> _Directions for this task_
Read the data below. Every line holding the string "critical" must be copied.

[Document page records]
-- Opening Marker --

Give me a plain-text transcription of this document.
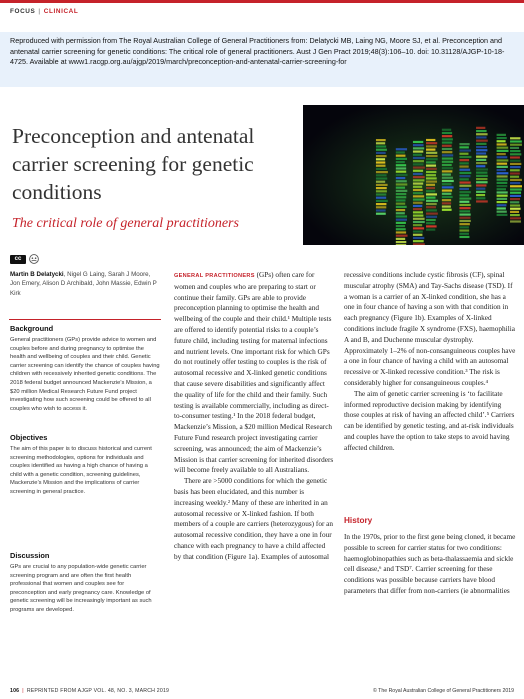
FOCUS | CLINICAL
Reproduced with permission from The Royal Australian College of General Practitioners from: Delatycki MB, Laing NG, Moore SJ, et al. Preconception and antenatal carrier screening for genetic conditions: The critical role of general practitioners. Aust J Gen Pract 2019;48(3):106–10. doi: 10.31128/AJGP-10-18-4725. Available at www1.racgp.org.au/ajgp/2019/march/preconception-and-antenatal-carrier-screening-for
Preconception and antenatal carrier screening for genetic conditions
The critical role of general practitioners
cc
Martin B Delatycki, Nigel G Laing, Sarah J Moore, Jon Emery, Alison D Archibald, John Massie, Edwin P Kirk
Background
General practitioners (GPs) provide advice to women and couples before and during pregnancy to optimise the health and wellbeing of couples and their child. Genetic carrier screening can identify the chance of couples having children with recessively inherited genetic conditions. The 2018 federal budget announced Mackenzie’s Mission, a $20 million Medical Research Future Fund project investigating how such screening could be offered to all couples who wish to access it.
Objectives
The aim of this paper is to discuss historical and current screening methodologies, options for individuals and couples identified as having a high chance of having a child with a genetic condition, screening guidelines, Mackenzie’s Mission and the implications of carrier screening in general practice.
Discussion
GPs are crucial to any population-wide genetic carrier screening program and are often the first health professional that women and couples see for preconception and early pregnancy care. Knowledge of genetic screening will be increasingly important as such programs are developed.
GENERAL PRACTITIONERS (GPs) often care for women and couples who are preparing to start or continue their family. GPs are able to provide preconception planning to optimise the health and wellbeing of the couple and their child.¹ Multiple tests are offered to identify potential risks to a couple’s future child, including testing for maternal infections and nutrient levels. One important risk for which GPs do not routinely offer testing to couples is the risk of autosomal recessive and X-linked genetic conditions that cause severe disabilities and significantly affect the quality of life for the child and their family. Such testing is available commercially, including as direct-to-consumer testing.¹ In the 2018 federal budget, Mackenzie’s Mission, a $20 million Medical Research Future Fund research project investigating carrier screening, was announced; the aim of Mackenzie’s Mission is that carrier screening for inherited disorders will become freely available to all Australians.
There are >5000 conditions for which the genetic basis has been elucidated, and this number is increasing weekly.² Many of these are inherited in an autosomal recessive or X-linked fashion. If both members of a couple are carriers (heterozygous) for an autosomal recessive condition, they have a one in four chance with each pregnancy to have a child affected by that condition (Figure 1a). Examples of autosomal
recessive conditions include cystic fibrosis (CF), spinal muscular atrophy (SMA) and Tay-Sachs disease (TSD). If a woman is a carrier of an X-linked condition, she has a one in four chance of having a son with that condition in each pregnancy (Figure 1b). Examples of X-linked conditions include fragile X syndrome (FXS), haemophilia A and B, and Duchenne muscular dystrophy. Approximately 1–2% of non-consanguineous couples have a one in four chance of having a child with an autosomal recessive or X-linked recessive condition.³ The risk is considerably higher for consanguineous couples.⁴
The aim of genetic carrier screening is ‘to facilitate informed reproductive decision making by identifying those couples at risk of having an affected child’.⁵ Carriers can be identified by genetic testing, and at-risk individuals and couples have the option to take steps to avoid having affected children.
History
In the 1970s, prior to the first gene being cloned, it became possible to screen for carrier status for two conditions: haemoglobinopathies such as beta-thalassaemia and sickle cell disease,⁶ and TSD⁷. Carrier screening for these conditions was possible because carriers have blood parameters that differ from non-carriers (ie abnormalities
106 | REPRINTED FROM AJGP VOL. 48, NO. 3, MARCH 2019	© The Royal Australian College of General Practitioners 2019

-- Closing Marker --

> _Result of the exercise_
Reproduced with permission from The Royal Australian College of General Practitioners from: Delatycki MB, Laing NG, Moore SJ, et al. Preconception and antenatal carrier screening for genetic conditions: The critical role of general practitioners. Aust J Gen Pract 2019;48(3):106–10. doi: 10.31128/AJGP-10-18-4725. Available at www1.racgp.org.au/ajgp/2019/march/preconception-and-antenatal-carrier-screening-for
The critical role of general practitioners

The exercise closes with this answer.